## TO DO
Read the listing and extract each line that includes the word "否则罚款".

═════ PROVIDED RECORDS ═════

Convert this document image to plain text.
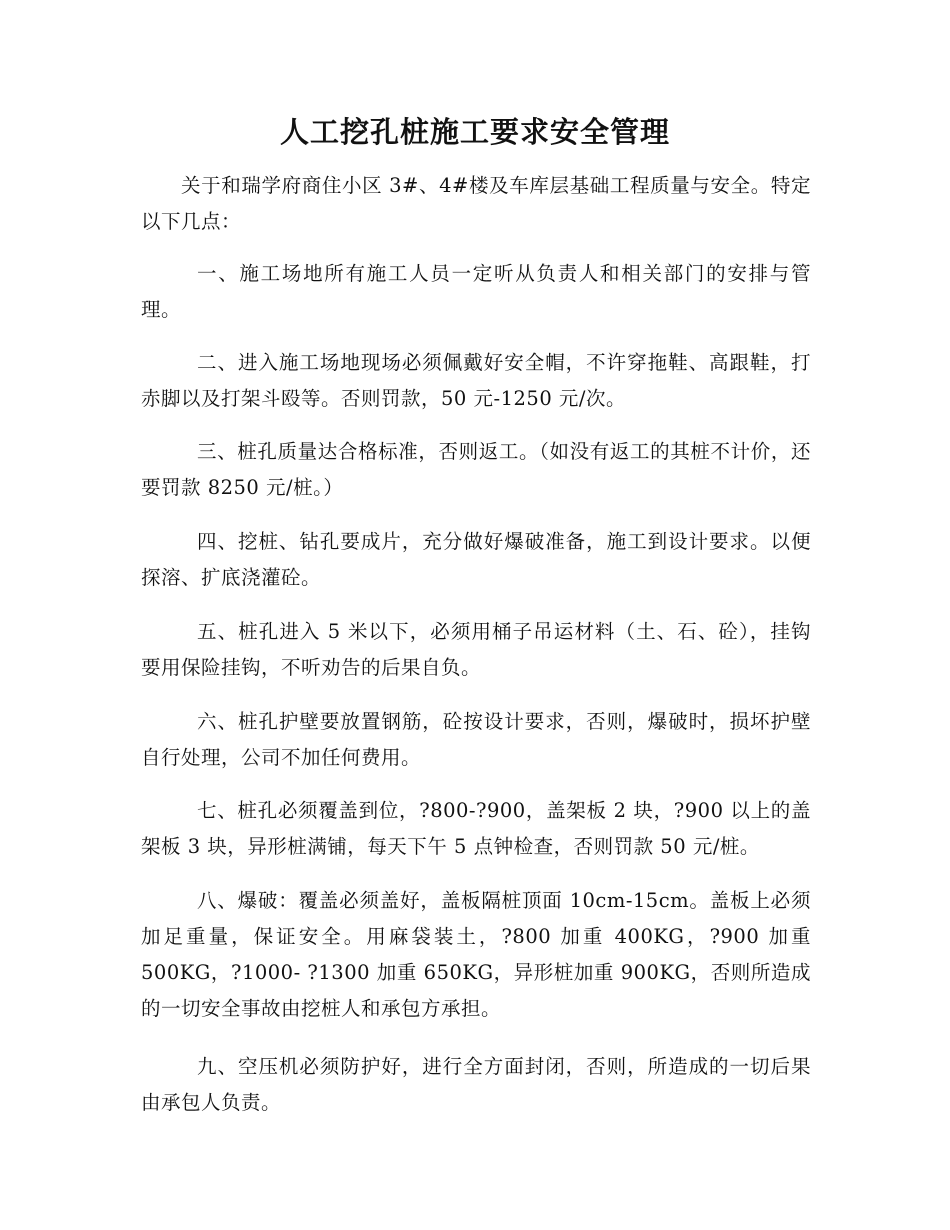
人工挖孔桩施工要求安全管理

关于和瑞学府商住小区 3#、4#楼及车库层基础工程质量与安全。特定以下几点：

一、施工场地所有施工人员一定听从负责人和相关部门的安排与管理。

二、进入施工场地现场必须佩戴好安全帽，不许穿拖鞋、高跟鞋，打赤脚以及打架斗殴等。否则罚款，50 元-1250 元/次。

三、桩孔质量达合格标准，否则返工。（如没有返工的其桩不计价，还要罚款 8250 元/桩。）

四、挖桩、钻孔要成片，充分做好爆破准备，施工到设计要求。以便探溶、扩底浇灌砼。

五、桩孔进入 5 米以下，必须用桶子吊运材料（土、石、砼），挂钩要用保险挂钩，不听劝告的后果自负。

六、桩孔护壁要放置钢筋，砼按设计要求，否则，爆破时，损坏护壁自行处理，公司不加任何费用。

七、桩孔必须覆盖到位，?800-?900，盖架板 2 块，?900 以上的盖架板 3 块，异形桩满铺，每天下午 5 点钟检查，否则罚款 50 元/桩。

八、爆破：覆盖必须盖好，盖板隔桩顶面 10cm-15cm。盖板上必须加足重量，保证安全。用麻袋装土，?800 加重 400KG，?900 加重 500KG，?1000- ?1300 加重 650KG，异形桩加重 900KG，否则所造成的一切安全事故由挖桩人和承包方承担。

九、空压机必须防护好，进行全方面封闭，否则，所造成的一切后果由承包人负责。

═════

## EXPECTED OUTPUT
二、进入施工场地现场必须佩戴好安全帽，不许穿拖鞋、高跟鞋，打赤脚以及打架斗殴等。否则罚款，50 元-1250 元/次。
七、桩孔必须覆盖到位，?800-?900，盖架板 2 块，?900 以上的盖架板 3 块，异形桩满铺，每天下午 5 点钟检查，否则罚款 50 元/桩。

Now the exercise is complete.